**Provided entries**
>>>
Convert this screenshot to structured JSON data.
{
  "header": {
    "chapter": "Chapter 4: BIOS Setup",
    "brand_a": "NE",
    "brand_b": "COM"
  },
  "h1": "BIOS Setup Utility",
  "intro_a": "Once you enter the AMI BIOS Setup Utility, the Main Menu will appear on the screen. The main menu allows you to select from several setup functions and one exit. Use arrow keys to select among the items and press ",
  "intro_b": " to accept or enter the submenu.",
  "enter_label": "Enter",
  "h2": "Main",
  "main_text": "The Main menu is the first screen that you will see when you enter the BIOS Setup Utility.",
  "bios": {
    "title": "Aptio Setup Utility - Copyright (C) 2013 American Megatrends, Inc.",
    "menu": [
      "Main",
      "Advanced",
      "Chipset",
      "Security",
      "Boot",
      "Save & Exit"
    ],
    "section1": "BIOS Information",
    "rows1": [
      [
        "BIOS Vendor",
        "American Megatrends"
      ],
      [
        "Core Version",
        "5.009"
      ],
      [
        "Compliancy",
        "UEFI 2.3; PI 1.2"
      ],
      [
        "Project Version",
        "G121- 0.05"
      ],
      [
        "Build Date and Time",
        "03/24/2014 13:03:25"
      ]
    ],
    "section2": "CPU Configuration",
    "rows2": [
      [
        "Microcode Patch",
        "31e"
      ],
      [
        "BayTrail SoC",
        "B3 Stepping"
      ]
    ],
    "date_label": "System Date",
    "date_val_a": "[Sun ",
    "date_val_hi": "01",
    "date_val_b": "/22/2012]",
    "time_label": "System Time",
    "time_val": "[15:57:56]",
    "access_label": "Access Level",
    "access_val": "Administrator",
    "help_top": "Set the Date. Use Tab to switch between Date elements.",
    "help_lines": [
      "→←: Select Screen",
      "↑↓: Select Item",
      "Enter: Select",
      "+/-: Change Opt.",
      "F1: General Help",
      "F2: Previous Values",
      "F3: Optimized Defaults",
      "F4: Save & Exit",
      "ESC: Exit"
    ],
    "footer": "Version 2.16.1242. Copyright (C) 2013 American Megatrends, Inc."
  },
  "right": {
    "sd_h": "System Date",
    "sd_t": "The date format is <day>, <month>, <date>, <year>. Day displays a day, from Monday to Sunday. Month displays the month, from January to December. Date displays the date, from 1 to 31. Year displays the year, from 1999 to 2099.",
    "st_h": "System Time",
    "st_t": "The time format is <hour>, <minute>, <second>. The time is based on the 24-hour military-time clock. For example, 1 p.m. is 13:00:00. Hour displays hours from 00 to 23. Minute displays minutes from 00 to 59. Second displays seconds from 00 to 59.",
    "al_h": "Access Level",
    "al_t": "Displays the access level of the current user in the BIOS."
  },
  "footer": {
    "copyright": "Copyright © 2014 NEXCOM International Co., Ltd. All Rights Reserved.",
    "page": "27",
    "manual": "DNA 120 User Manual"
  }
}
<<<
**Problem details**
From the records above, work out how many lines contain the string "American". Give only the number.

**Result of this exercise**
3